What to produce —
Leave every picture out and write out the records below exactly.

== == ==

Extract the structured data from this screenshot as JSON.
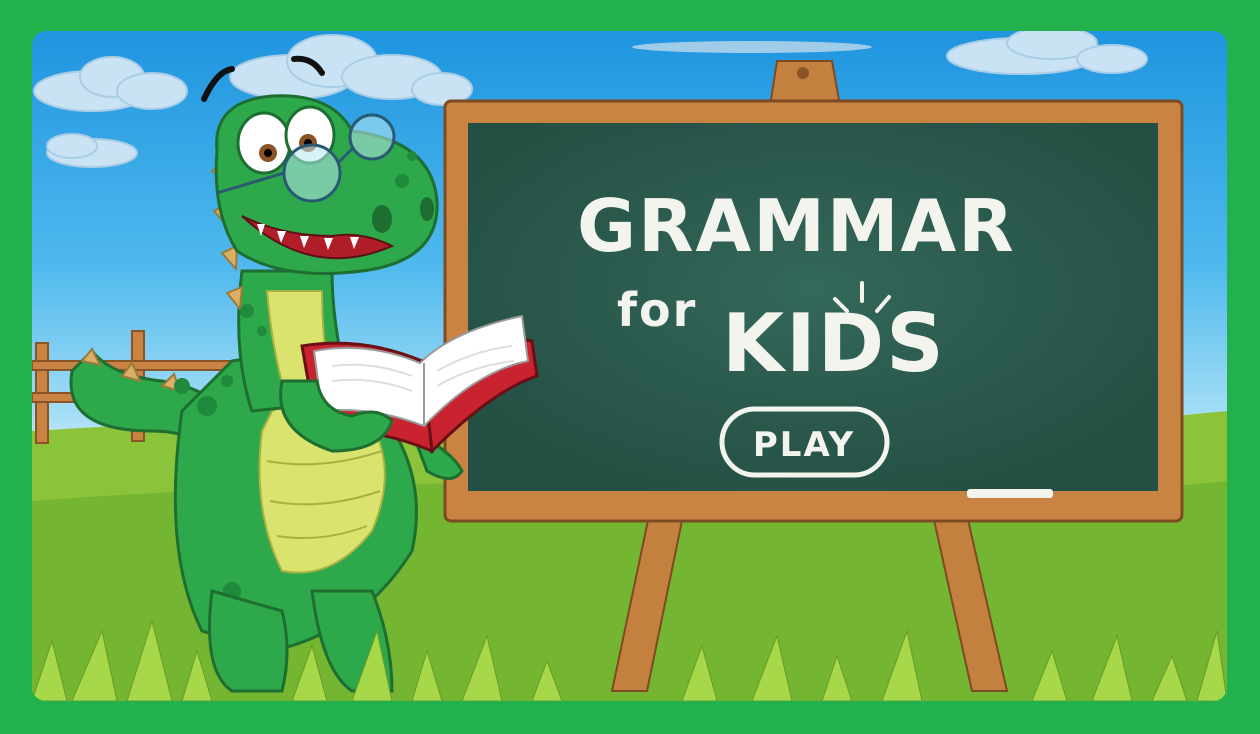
{
  "title": {
    "line1": "GRAMMAR",
    "line2_prefix": "for",
    "line2_main": "KIDS"
  },
  "play_button": {
    "label": "PLAY"
  },
  "colors": {
    "frame_green": "#22b14c",
    "chalkboard": "#2a5a4d",
    "board_frame": "#c98444",
    "dino_green": "#2da84a",
    "dino_belly": "#d9e36e",
    "book_red": "#c8232e",
    "chalk": "#f4f4ef"
  },
  "icons": [
    "dinosaur-mascot",
    "open-book-icon",
    "glasses-icon",
    "chalk-icon",
    "cloud-icon",
    "fence-icon"
  ]
}
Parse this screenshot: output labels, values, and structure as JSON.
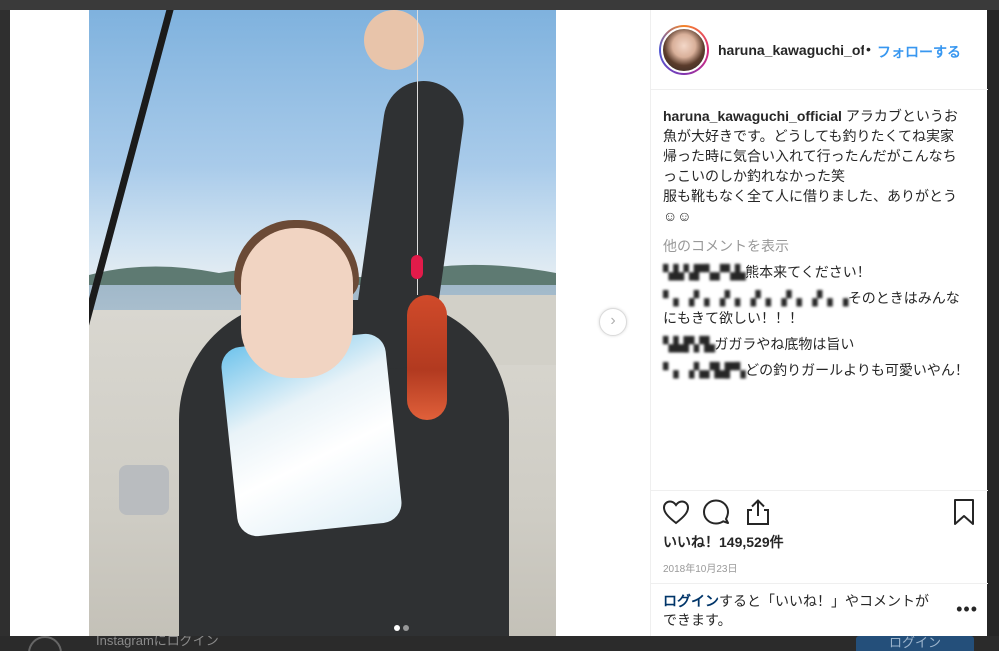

== == ==

Answer —
Extract the structured data from this screenshot as JSON.
{
  "title": {
    "line1": "GRAMMAR",
    "line2_prefix": "for",
    "line2_main": "KIDS"
  },
  "play_button": {
    "label": "PLAY"
  },
  "colors": {
    "frame_green": "#22b14c",
    "chalkboard": "#2a5a4d",
    "board_frame": "#c98444",
    "dino_green": "#2da84a",
    "dino_belly": "#d9e36e",
    "book_red": "#c8232e",
    "chalk": "#f4f4ef"
  },
  "icons": [
    "dinosaur-mascot",
    "open-book-icon",
    "glasses-icon",
    "chalk-icon",
    "cloud-icon",
    "fence-icon"
  ]
}
Parse this screenshot: output labels, values, and structure as JSON.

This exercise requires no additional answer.